▸ **Objective**: Look through the data below and return each line where "REQUEST" appears.

▸ **Task inputs**:
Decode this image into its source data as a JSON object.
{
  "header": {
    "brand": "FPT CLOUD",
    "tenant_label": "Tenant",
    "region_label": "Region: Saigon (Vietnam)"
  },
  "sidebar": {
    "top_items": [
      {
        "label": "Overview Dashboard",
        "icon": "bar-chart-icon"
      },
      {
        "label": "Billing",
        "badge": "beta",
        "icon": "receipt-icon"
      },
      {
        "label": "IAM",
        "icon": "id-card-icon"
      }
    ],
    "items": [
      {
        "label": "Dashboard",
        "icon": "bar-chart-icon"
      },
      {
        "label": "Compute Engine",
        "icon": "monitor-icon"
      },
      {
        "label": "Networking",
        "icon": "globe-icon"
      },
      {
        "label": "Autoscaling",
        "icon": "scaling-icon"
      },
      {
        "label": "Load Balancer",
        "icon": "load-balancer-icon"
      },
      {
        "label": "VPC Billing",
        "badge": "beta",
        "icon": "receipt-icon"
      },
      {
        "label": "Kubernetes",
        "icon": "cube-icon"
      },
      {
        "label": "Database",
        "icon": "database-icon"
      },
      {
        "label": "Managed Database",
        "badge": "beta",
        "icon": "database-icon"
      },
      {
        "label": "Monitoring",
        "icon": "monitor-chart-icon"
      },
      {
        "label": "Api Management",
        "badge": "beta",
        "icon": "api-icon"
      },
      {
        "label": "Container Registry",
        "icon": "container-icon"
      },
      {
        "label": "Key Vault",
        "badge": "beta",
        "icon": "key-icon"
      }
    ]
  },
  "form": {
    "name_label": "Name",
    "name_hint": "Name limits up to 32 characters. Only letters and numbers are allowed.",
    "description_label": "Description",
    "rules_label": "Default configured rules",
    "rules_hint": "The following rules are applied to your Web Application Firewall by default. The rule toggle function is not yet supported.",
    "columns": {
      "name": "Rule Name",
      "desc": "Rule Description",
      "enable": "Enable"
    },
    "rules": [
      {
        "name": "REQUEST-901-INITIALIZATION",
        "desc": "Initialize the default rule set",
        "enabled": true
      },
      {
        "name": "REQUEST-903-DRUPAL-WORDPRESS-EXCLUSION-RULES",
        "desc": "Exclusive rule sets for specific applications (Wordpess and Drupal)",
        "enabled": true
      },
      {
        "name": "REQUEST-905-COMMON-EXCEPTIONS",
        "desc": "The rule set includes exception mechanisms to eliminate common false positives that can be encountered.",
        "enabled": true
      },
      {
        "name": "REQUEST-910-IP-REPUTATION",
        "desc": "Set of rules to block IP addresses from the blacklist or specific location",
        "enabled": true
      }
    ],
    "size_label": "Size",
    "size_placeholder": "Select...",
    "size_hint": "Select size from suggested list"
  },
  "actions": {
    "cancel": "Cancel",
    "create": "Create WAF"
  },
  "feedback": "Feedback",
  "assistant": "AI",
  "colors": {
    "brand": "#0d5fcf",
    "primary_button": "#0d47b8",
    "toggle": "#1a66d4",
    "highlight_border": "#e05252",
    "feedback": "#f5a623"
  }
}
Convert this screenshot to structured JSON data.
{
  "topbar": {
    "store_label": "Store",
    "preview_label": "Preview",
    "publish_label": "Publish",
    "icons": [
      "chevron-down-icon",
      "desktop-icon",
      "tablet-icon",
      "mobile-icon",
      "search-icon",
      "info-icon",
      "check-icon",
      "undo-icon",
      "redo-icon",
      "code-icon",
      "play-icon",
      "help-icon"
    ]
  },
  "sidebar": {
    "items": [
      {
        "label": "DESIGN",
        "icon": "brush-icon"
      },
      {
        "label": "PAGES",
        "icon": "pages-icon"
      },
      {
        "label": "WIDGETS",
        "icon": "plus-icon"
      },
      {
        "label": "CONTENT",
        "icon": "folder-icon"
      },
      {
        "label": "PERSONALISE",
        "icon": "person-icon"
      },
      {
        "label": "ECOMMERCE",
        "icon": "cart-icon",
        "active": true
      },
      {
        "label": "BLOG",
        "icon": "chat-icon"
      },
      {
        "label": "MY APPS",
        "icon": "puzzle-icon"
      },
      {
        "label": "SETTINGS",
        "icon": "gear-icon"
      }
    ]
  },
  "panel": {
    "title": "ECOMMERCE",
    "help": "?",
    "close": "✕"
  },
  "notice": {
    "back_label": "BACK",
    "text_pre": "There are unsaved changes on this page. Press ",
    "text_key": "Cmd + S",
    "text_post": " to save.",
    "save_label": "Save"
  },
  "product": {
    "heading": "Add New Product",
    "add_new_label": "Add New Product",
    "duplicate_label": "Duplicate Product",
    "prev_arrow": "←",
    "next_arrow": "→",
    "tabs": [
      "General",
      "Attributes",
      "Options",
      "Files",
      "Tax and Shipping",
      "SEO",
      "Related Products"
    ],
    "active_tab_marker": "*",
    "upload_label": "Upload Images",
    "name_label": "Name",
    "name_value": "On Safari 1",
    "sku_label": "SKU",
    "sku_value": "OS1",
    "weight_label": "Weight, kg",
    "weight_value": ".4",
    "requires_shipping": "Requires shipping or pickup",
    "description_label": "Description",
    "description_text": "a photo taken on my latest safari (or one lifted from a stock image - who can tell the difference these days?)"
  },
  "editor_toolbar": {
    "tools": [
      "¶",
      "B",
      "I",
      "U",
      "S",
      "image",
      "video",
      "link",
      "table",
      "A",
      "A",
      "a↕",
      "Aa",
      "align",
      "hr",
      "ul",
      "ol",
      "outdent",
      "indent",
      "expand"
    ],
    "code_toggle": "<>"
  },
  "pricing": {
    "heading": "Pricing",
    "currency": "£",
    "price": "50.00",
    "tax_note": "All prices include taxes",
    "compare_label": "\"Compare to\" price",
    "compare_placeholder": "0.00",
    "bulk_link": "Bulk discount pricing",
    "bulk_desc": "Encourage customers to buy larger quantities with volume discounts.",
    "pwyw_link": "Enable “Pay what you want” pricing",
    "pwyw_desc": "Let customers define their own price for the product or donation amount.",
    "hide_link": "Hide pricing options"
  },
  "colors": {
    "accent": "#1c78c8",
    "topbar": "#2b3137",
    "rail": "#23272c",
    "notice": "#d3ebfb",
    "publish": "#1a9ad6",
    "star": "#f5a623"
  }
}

▸ **Exercise output**:
        "name": "REQUEST-901-INITIALIZATION",
        "name": "REQUEST-903-DRUPAL-WORDPRESS-EXCLUSION-RULES",
        "name": "REQUEST-905-COMMON-EXCEPTIONS",
        "name": "REQUEST-910-IP-REPUTATION",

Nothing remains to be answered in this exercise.